| Obiettivo dell'esercizio |
Ricopia parola per parola il passo del racconto sul concerto che va da "In ogni caso, tutti" fino a "BIBA (prima parte)" compreso.

Dopo lunghe indagini venimmo a sapere che era lei la detentrice del
piede succhiato dal Favone quella mattina, e la scoperta disintegrò in un batter d'occhio quel misero residuato di appetito che la vista del cibo non aveva ancora biodegradato.
In ogni caso, tutti mangiavano con la massima calma, perché tanto per prendere posto al concerto c'era tempo. No?
Verso le otto provai a obiettare che forse era il caso di prendere qualche posto; di fronte al vaffanculo generale, capitanai una spedizione per salvare il salvabile, per poi constatare come il concetto di
"posti liberi" fosse ormai pura ed evanescente utopia.
Ripiegammo sui tavolini del dehors di un bar in fondo alla piazza; si vedeva poco ma, in compenso, non avremmo sentito un cazzo, perché eravamo in mezzo al casino.
Dopo mezz'ora le ultime fave tornarono con placida spensieratezza dalla pizzeria e ci salutarono con la seguente frase:
"Ma non potevate prendere dei posti più avanti? Ma vaffanculo!".
E stava per iniziare il concerto. Gruppo della serata: la
Biba Band.
IL CONCERTO DELLA BIBA (prima parte)
La
Biba è una grande orchestra jazz che raccoglie svariati musicisti in momentanea
"vacanza" dalle proprie band, divisi da storie e formazioni, ma accomunati dalla passione per i Weather Report e, soprattutto, dal fatto di cantare e suonare sfoggiando un paio di enormi controcoglioni.

| Record |
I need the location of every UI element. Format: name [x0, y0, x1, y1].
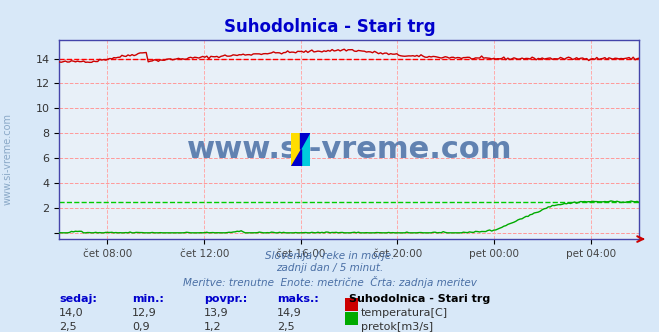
Text: pretok[m3/s]: pretok[m3/s]: [361, 322, 433, 332]
Text: 14,9: 14,9: [277, 308, 302, 318]
Text: Suhodolnica - Stari trg: Suhodolnica - Stari trg: [349, 294, 490, 304]
Text: www.si-vreme.com: www.si-vreme.com: [186, 135, 512, 164]
Text: 14,0: 14,0: [59, 308, 84, 318]
Text: zadnji dan / 5 minut.: zadnji dan / 5 minut.: [276, 263, 383, 273]
Text: www.si-vreme.com: www.si-vreme.com: [3, 113, 13, 206]
Text: 1,2: 1,2: [204, 322, 222, 332]
Polygon shape: [301, 133, 310, 149]
Text: povpr.:: povpr.:: [204, 294, 248, 304]
Text: 2,5: 2,5: [59, 322, 77, 332]
Text: 13,9: 13,9: [204, 308, 229, 318]
Text: Meritve: trenutne  Enote: metrične  Črta: zadnja meritev: Meritve: trenutne Enote: metrične Črta: …: [183, 276, 476, 288]
Text: Slovenija / reke in morje.: Slovenija / reke in morje.: [265, 251, 394, 261]
Text: 12,9: 12,9: [132, 308, 157, 318]
Polygon shape: [291, 149, 301, 166]
Text: maks.:: maks.:: [277, 294, 318, 304]
Bar: [291, 133, 301, 166]
Text: sedaj:: sedaj:: [59, 294, 97, 304]
Text: Suhodolnica - Stari trg: Suhodolnica - Stari trg: [223, 18, 436, 36]
Text: 2,5: 2,5: [277, 322, 295, 332]
Text: temperatura[C]: temperatura[C]: [361, 308, 448, 318]
Bar: [301, 133, 310, 166]
Text: min.:: min.:: [132, 294, 163, 304]
Text: 0,9: 0,9: [132, 322, 150, 332]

| Risultato dell'esercizio |
In ogni caso, tutti mangiavano con la massima calma, perché tanto per prendere posto al concerto c'era tempo. No?
Verso le otto provai a obiettare che forse era il caso di prendere qualche posto; di fronte al vaffanculo generale, capitanai una spedizione per salvare il salvabile, per poi constatare come il concetto di
"posti liberi" fosse ormai pura ed evanescente utopia.
Ripiegammo sui tavolini del dehors di un bar in fondo alla piazza; si vedeva poco ma, in compenso, non avremmo sentito un cazzo, perché eravamo in mezzo al casino.
Dopo mezz'ora le ultime fave tornarono con placida spensieratezza dalla pizzeria e ci salutarono con la seguente frase:
"Ma non potevate prendere dei posti più avanti? Ma vaffanculo!".
E stava per iniziare il concerto. Gruppo della serata: la
Biba Band.
IL CONCERTO DELLA BIBA (prima parte)